WHAT NEEDS TO BE DONE:
Your task is to give the listing below back word for word, pictures excluded.

[Extracted records]

==============================

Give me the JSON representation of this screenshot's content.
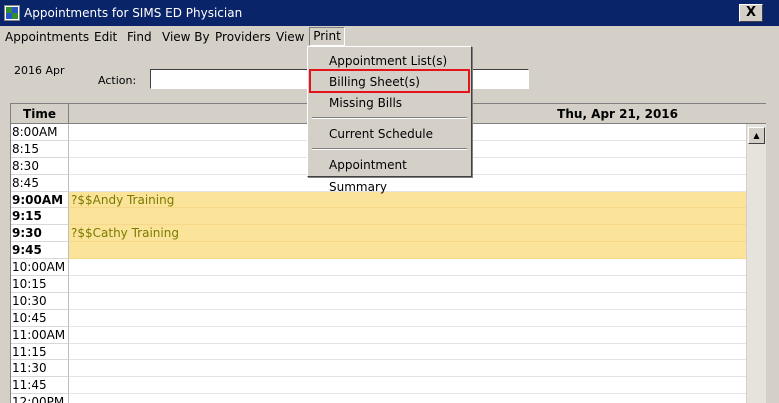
{
  "window": {
    "title": "Appointments for SIMS ED Physician",
    "close_glyph": "X"
  },
  "menu": {
    "items": [
      "Appointments",
      "Edit",
      "Find",
      "View By",
      "Providers",
      "View"
    ],
    "active": "Print"
  },
  "print_menu": {
    "items": [
      "Appointment List(s)",
      "Billing Sheet(s)",
      "Missing Bills",
      "Current Schedule",
      "Appointment Summary"
    ],
    "highlighted_item": "Billing Sheet(s)",
    "highlight_color": "#e3151a"
  },
  "toolbar": {
    "date": "2016 Apr",
    "action_label": "Action:",
    "action_value": ""
  },
  "schedule": {
    "time_header": "Time",
    "day_header": "Thu, Apr 21, 2016",
    "booked_color": "#fbe49a",
    "rows": [
      {
        "time": "8:00AM",
        "bold": false,
        "appointment": "",
        "booked": false
      },
      {
        "time": "8:15",
        "bold": false,
        "appointment": "",
        "booked": false
      },
      {
        "time": "8:30",
        "bold": false,
        "appointment": "",
        "booked": false
      },
      {
        "time": "8:45",
        "bold": false,
        "appointment": "",
        "booked": false
      },
      {
        "time": "9:00AM",
        "bold": true,
        "appointment": "?$$Andy Training",
        "booked": true
      },
      {
        "time": "9:15",
        "bold": true,
        "appointment": "",
        "booked": true
      },
      {
        "time": "9:30",
        "bold": true,
        "appointment": "?$$Cathy Training",
        "booked": true
      },
      {
        "time": "9:45",
        "bold": true,
        "appointment": "",
        "booked": true
      },
      {
        "time": "10:00AM",
        "bold": false,
        "appointment": "",
        "booked": false
      },
      {
        "time": "10:15",
        "bold": false,
        "appointment": "",
        "booked": false
      },
      {
        "time": "10:30",
        "bold": false,
        "appointment": "",
        "booked": false
      },
      {
        "time": "10:45",
        "bold": false,
        "appointment": "",
        "booked": false
      },
      {
        "time": "11:00AM",
        "bold": false,
        "appointment": "",
        "booked": false
      },
      {
        "time": "11:15",
        "bold": false,
        "appointment": "",
        "booked": false
      },
      {
        "time": "11:30",
        "bold": false,
        "appointment": "",
        "booked": false
      },
      {
        "time": "11:45",
        "bold": false,
        "appointment": "",
        "booked": false
      },
      {
        "time": "12:00PM",
        "bold": false,
        "appointment": "",
        "booked": false
      }
    ]
  }
}
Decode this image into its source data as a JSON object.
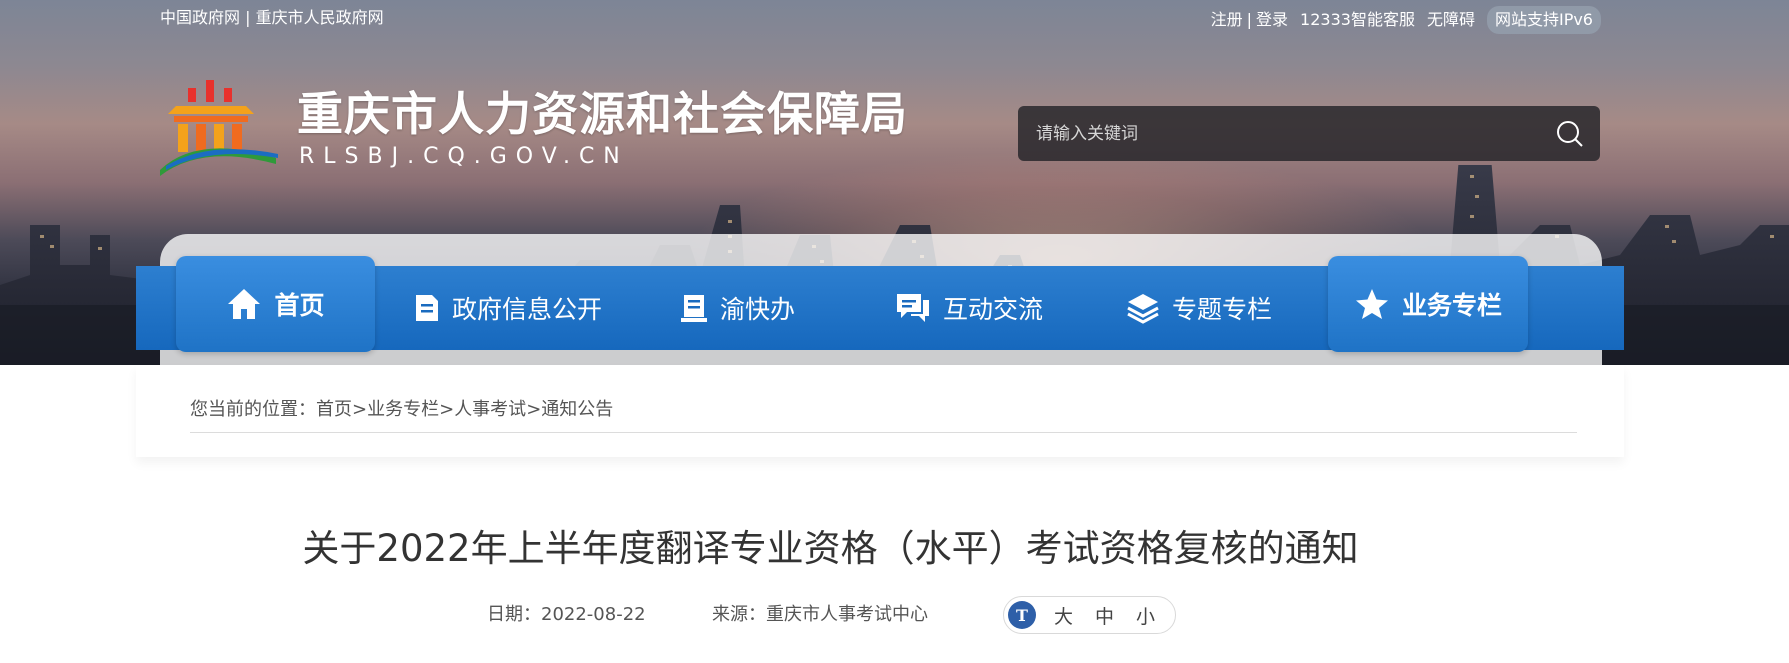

==============================

EXERCISE RESPONSE:
Give me the JSON representation of this screenshot's content.
{
  "window": {
    "title": "Appointments for SIMS ED Physician",
    "close_glyph": "X"
  },
  "menu": {
    "items": [
      "Appointments",
      "Edit",
      "Find",
      "View By",
      "Providers",
      "View"
    ],
    "active": "Print"
  },
  "print_menu": {
    "items": [
      "Appointment List(s)",
      "Billing Sheet(s)",
      "Missing Bills",
      "Current Schedule",
      "Appointment Summary"
    ],
    "highlighted_item": "Billing Sheet(s)",
    "highlight_color": "#e3151a"
  },
  "toolbar": {
    "date": "2016 Apr",
    "action_label": "Action:",
    "action_value": ""
  },
  "schedule": {
    "time_header": "Time",
    "day_header": "Thu, Apr 21, 2016",
    "booked_color": "#fbe49a",
    "rows": [
      {
        "time": "8:00AM",
        "bold": false,
        "appointment": "",
        "booked": false
      },
      {
        "time": "8:15",
        "bold": false,
        "appointment": "",
        "booked": false
      },
      {
        "time": "8:30",
        "bold": false,
        "appointment": "",
        "booked": false
      },
      {
        "time": "8:45",
        "bold": false,
        "appointment": "",
        "booked": false
      },
      {
        "time": "9:00AM",
        "bold": true,
        "appointment": "?$$Andy Training",
        "booked": true
      },
      {
        "time": "9:15",
        "bold": true,
        "appointment": "",
        "booked": true
      },
      {
        "time": "9:30",
        "bold": true,
        "appointment": "?$$Cathy Training",
        "booked": true
      },
      {
        "time": "9:45",
        "bold": true,
        "appointment": "",
        "booked": true
      },
      {
        "time": "10:00AM",
        "bold": false,
        "appointment": "",
        "booked": false
      },
      {
        "time": "10:15",
        "bold": false,
        "appointment": "",
        "booked": false
      },
      {
        "time": "10:30",
        "bold": false,
        "appointment": "",
        "booked": false
      },
      {
        "time": "10:45",
        "bold": false,
        "appointment": "",
        "booked": false
      },
      {
        "time": "11:00AM",
        "bold": false,
        "appointment": "",
        "booked": false
      },
      {
        "time": "11:15",
        "bold": false,
        "appointment": "",
        "booked": false
      },
      {
        "time": "11:30",
        "bold": false,
        "appointment": "",
        "booked": false
      },
      {
        "time": "11:45",
        "bold": false,
        "appointment": "",
        "booked": false
      },
      {
        "time": "12:00PM",
        "bold": false,
        "appointment": "",
        "booked": false
      }
    ]
  }
}
Decode this image into its source data as a JSON object.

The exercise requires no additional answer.